- Exercise:
Restate the whole of the material. Keep every word, and drop the pictures.

- Data supplied:
········

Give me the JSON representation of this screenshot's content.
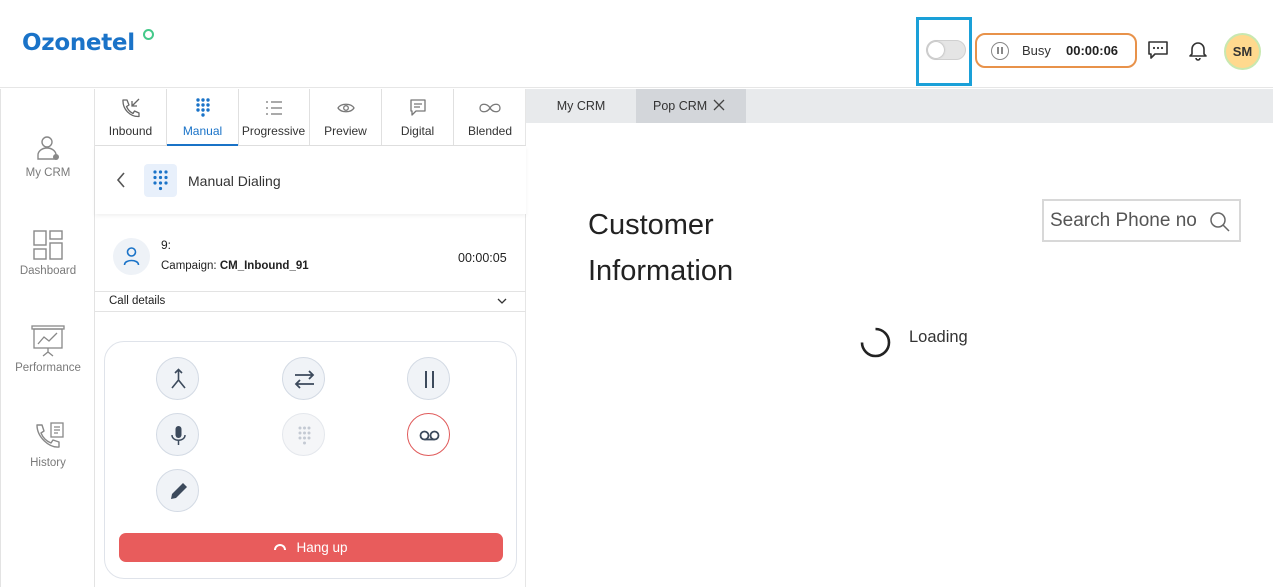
{
  "header": {
    "logo": "Ozonetel",
    "status": {
      "label": "Busy",
      "timer": "00:00:06",
      "toggle_on": false
    },
    "avatar_initials": "SM",
    "icons": [
      "chat-icon",
      "bell-icon",
      "pause-icon"
    ],
    "colors": {
      "brand": "#1a73c8",
      "status_border": "#e8924a",
      "highlight": "#1aa0d8",
      "avatar_bg": "#ffd98e"
    }
  },
  "left_nav": {
    "items": [
      {
        "label": "My CRM",
        "icon": "agent-icon"
      },
      {
        "label": "Dashboard",
        "icon": "dashboard-icon"
      },
      {
        "label": "Performance",
        "icon": "performance-icon"
      },
      {
        "label": "History",
        "icon": "history-icon"
      }
    ]
  },
  "dialer": {
    "tabs": [
      {
        "label": "Inbound",
        "icon": "inbound-call-icon"
      },
      {
        "label": "Manual",
        "icon": "dialpad-icon",
        "active": true
      },
      {
        "label": "Progressive",
        "icon": "list-icon"
      },
      {
        "label": "Preview",
        "icon": "eye-icon"
      },
      {
        "label": "Digital",
        "icon": "message-icon"
      },
      {
        "label": "Blended",
        "icon": "infinity-icon"
      }
    ],
    "title": "Manual Dialing",
    "call": {
      "number": "9:",
      "campaign_label": "Campaign:",
      "campaign": "CM_Inbound_91",
      "timer": "00:00:05"
    },
    "call_details_label": "Call details",
    "controls": [
      "merge-icon",
      "transfer-icon",
      "pause-icon",
      "mic-icon",
      "dialpad-icon",
      "record-icon",
      "edit-icon"
    ],
    "hangup_label": "Hang up",
    "colors": {
      "hangup": "#e85c5c",
      "record": "#e05a5a"
    }
  },
  "crm": {
    "tabs": [
      {
        "label": "My CRM"
      },
      {
        "label": "Pop CRM",
        "active": true
      }
    ],
    "title_line1": "Customer",
    "title_line2": "Information",
    "search": {
      "placeholder": "Search Phone no",
      "value": ""
    },
    "loading_text": "Loading"
  }
}
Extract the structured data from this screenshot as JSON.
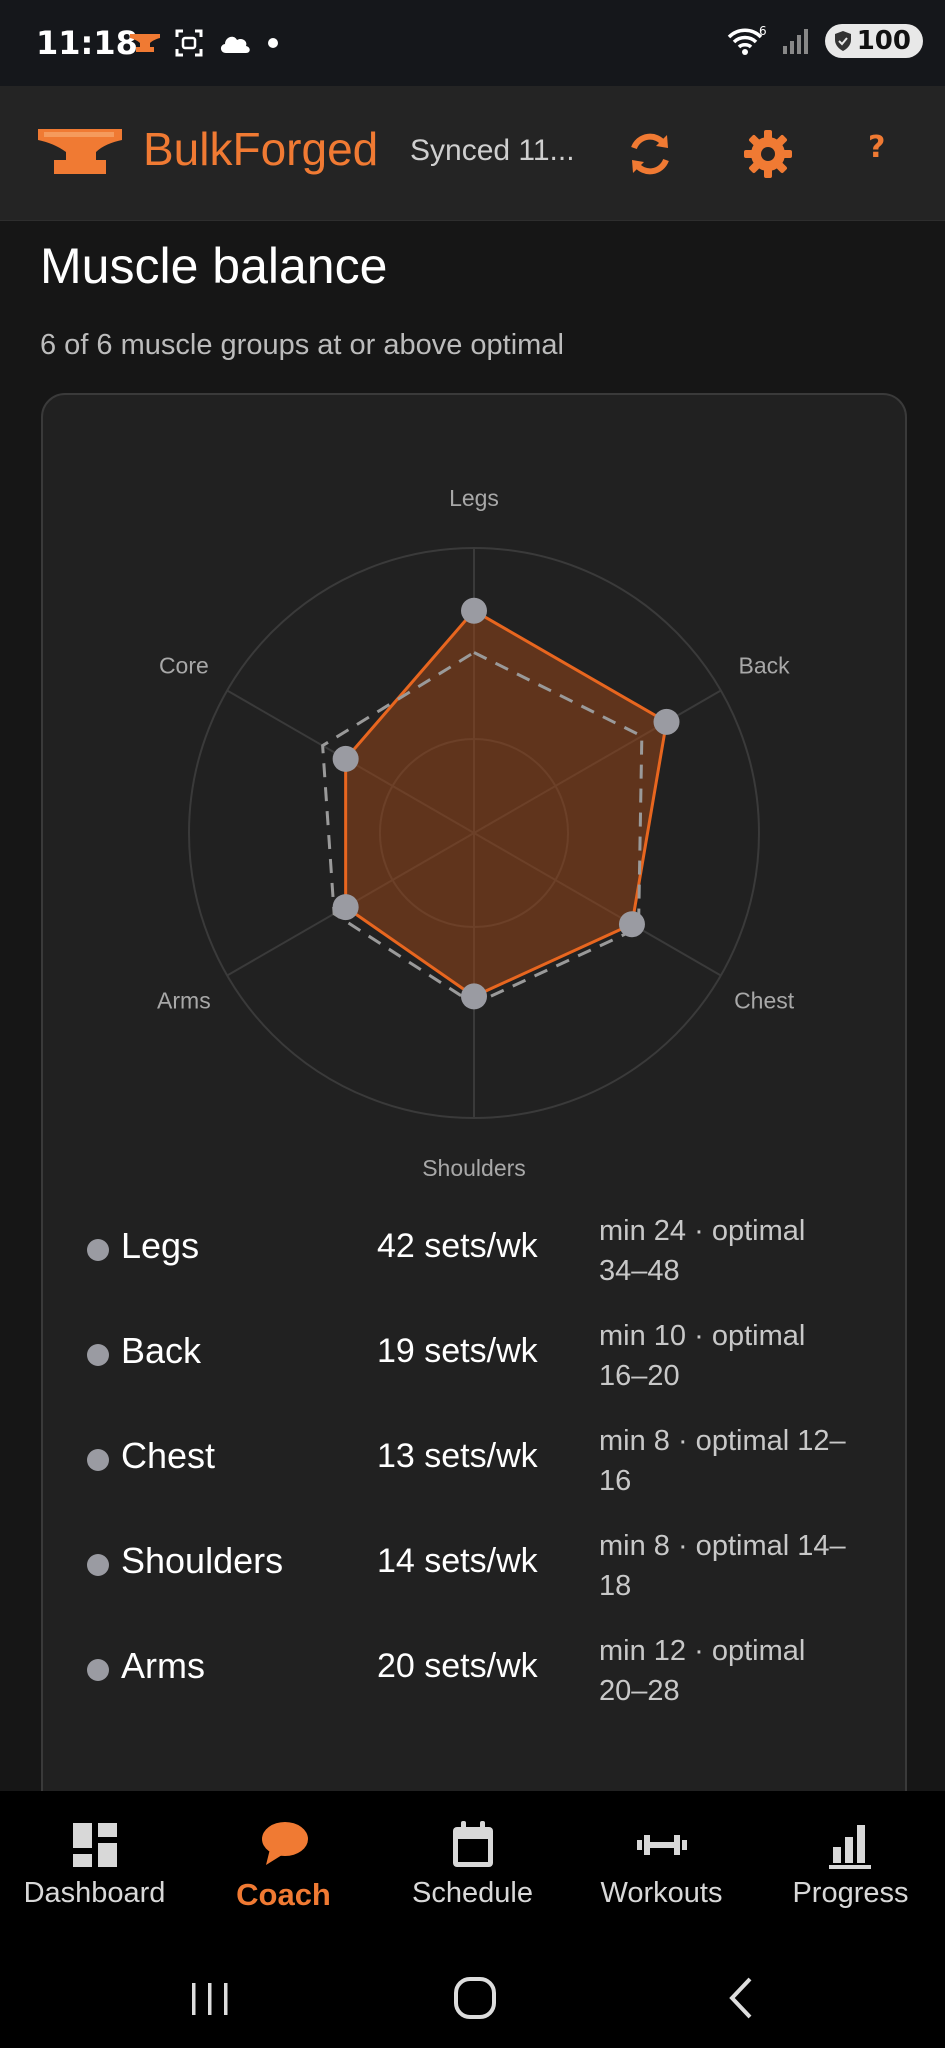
{
  "status_bar": {
    "time": "11:18",
    "signal_badge": "6",
    "battery": "100"
  },
  "app_bar": {
    "brand": "BulkForged",
    "sync_status": "Synced 11...",
    "help_label": "?",
    "accent_color": "#f07a33"
  },
  "page": {
    "title": "Muscle balance",
    "subtitle": "6 of 6 muscle groups at or above optimal"
  },
  "chart_data": {
    "type": "radar",
    "axes": [
      "Legs",
      "Back",
      "Chest",
      "Shoulders",
      "Arms",
      "Core"
    ],
    "series": [
      {
        "values": [
          1.17,
          1.17,
          0.96,
          0.86,
          0.78,
          0.78
        ],
        "color": "#e8661f"
      },
      {
        "values": [
          0.95,
          1.02,
          1.0,
          0.9,
          0.85,
          0.92
        ],
        "style": "dashed",
        "color": "#9a9a9a"
      }
    ],
    "range": [
      0,
      1.5
    ],
    "grid": "circular"
  },
  "legend": [
    {
      "name": "Legs",
      "sets": "42 sets/wk",
      "range": "min 24 · optimal 34–48"
    },
    {
      "name": "Back",
      "sets": "19 sets/wk",
      "range": "min 10 · optimal 16–20"
    },
    {
      "name": "Chest",
      "sets": "13 sets/wk",
      "range": "min 8 · optimal 12–16"
    },
    {
      "name": "Shoulders",
      "sets": "14 sets/wk",
      "range": "min 8 · optimal 14–18"
    },
    {
      "name": "Arms",
      "sets": "20 sets/wk",
      "range": "min 12 · optimal 20–28"
    }
  ],
  "nav": [
    {
      "label": "Dashboard",
      "icon": "dashboard-icon",
      "active": false
    },
    {
      "label": "Coach",
      "icon": "chat-bubble-icon",
      "active": true
    },
    {
      "label": "Schedule",
      "icon": "calendar-icon",
      "active": false
    },
    {
      "label": "Workouts",
      "icon": "dumbbell-icon",
      "active": false
    },
    {
      "label": "Progress",
      "icon": "bar-chart-icon",
      "active": false
    }
  ]
}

········

- Response for this exercise:
Give me the JSON representation of this screenshot's content.
{
  "header": {
    "logo": "Ozonetel",
    "status": {
      "label": "Busy",
      "timer": "00:00:06",
      "toggle_on": false
    },
    "avatar_initials": "SM",
    "icons": [
      "chat-icon",
      "bell-icon",
      "pause-icon"
    ],
    "colors": {
      "brand": "#1a73c8",
      "status_border": "#e8924a",
      "highlight": "#1aa0d8",
      "avatar_bg": "#ffd98e"
    }
  },
  "left_nav": {
    "items": [
      {
        "label": "My CRM",
        "icon": "agent-icon"
      },
      {
        "label": "Dashboard",
        "icon": "dashboard-icon"
      },
      {
        "label": "Performance",
        "icon": "performance-icon"
      },
      {
        "label": "History",
        "icon": "history-icon"
      }
    ]
  },
  "dialer": {
    "tabs": [
      {
        "label": "Inbound",
        "icon": "inbound-call-icon"
      },
      {
        "label": "Manual",
        "icon": "dialpad-icon",
        "active": true
      },
      {
        "label": "Progressive",
        "icon": "list-icon"
      },
      {
        "label": "Preview",
        "icon": "eye-icon"
      },
      {
        "label": "Digital",
        "icon": "message-icon"
      },
      {
        "label": "Blended",
        "icon": "infinity-icon"
      }
    ],
    "title": "Manual Dialing",
    "call": {
      "number": "9:",
      "campaign_label": "Campaign:",
      "campaign": "CM_Inbound_91",
      "timer": "00:00:05"
    },
    "call_details_label": "Call details",
    "controls": [
      "merge-icon",
      "transfer-icon",
      "pause-icon",
      "mic-icon",
      "dialpad-icon",
      "record-icon",
      "edit-icon"
    ],
    "hangup_label": "Hang up",
    "colors": {
      "hangup": "#e85c5c",
      "record": "#e05a5a"
    }
  },
  "crm": {
    "tabs": [
      {
        "label": "My CRM"
      },
      {
        "label": "Pop CRM",
        "active": true
      }
    ],
    "title_line1": "Customer",
    "title_line2": "Information",
    "search": {
      "placeholder": "Search Phone no",
      "value": ""
    },
    "loading_text": "Loading"
  }
}
Extract the structured data from this screenshot as JSON.
{
  "status_bar": {
    "time": "11:18",
    "signal_badge": "6",
    "battery": "100"
  },
  "app_bar": {
    "brand": "BulkForged",
    "sync_status": "Synced 11...",
    "help_label": "?",
    "accent_color": "#f07a33"
  },
  "page": {
    "title": "Muscle balance",
    "subtitle": "6 of 6 muscle groups at or above optimal"
  },
  "chart_data": {
    "type": "radar",
    "axes": [
      "Legs",
      "Back",
      "Chest",
      "Shoulders",
      "Arms",
      "Core"
    ],
    "series": [
      {
        "values": [
          1.17,
          1.17,
          0.96,
          0.86,
          0.78,
          0.78
        ],
        "color": "#e8661f"
      },
      {
        "values": [
          0.95,
          1.02,
          1.0,
          0.9,
          0.85,
          0.92
        ],
        "style": "dashed",
        "color": "#9a9a9a"
      }
    ],
    "range": [
      0,
      1.5
    ],
    "grid": "circular"
  },
  "legend": [
    {
      "name": "Legs",
      "sets": "42 sets/wk",
      "range": "min 24 · optimal 34–48"
    },
    {
      "name": "Back",
      "sets": "19 sets/wk",
      "range": "min 10 · optimal 16–20"
    },
    {
      "name": "Chest",
      "sets": "13 sets/wk",
      "range": "min 8 · optimal 12–16"
    },
    {
      "name": "Shoulders",
      "sets": "14 sets/wk",
      "range": "min 8 · optimal 14–18"
    },
    {
      "name": "Arms",
      "sets": "20 sets/wk",
      "range": "min 12 · optimal 20–28"
    }
  ],
  "nav": [
    {
      "label": "Dashboard",
      "icon": "dashboard-icon",
      "active": false
    },
    {
      "label": "Coach",
      "icon": "chat-bubble-icon",
      "active": true
    },
    {
      "label": "Schedule",
      "icon": "calendar-icon",
      "active": false
    },
    {
      "label": "Workouts",
      "icon": "dumbbell-icon",
      "active": false
    },
    {
      "label": "Progress",
      "icon": "bar-chart-icon",
      "active": false
    }
  ]
}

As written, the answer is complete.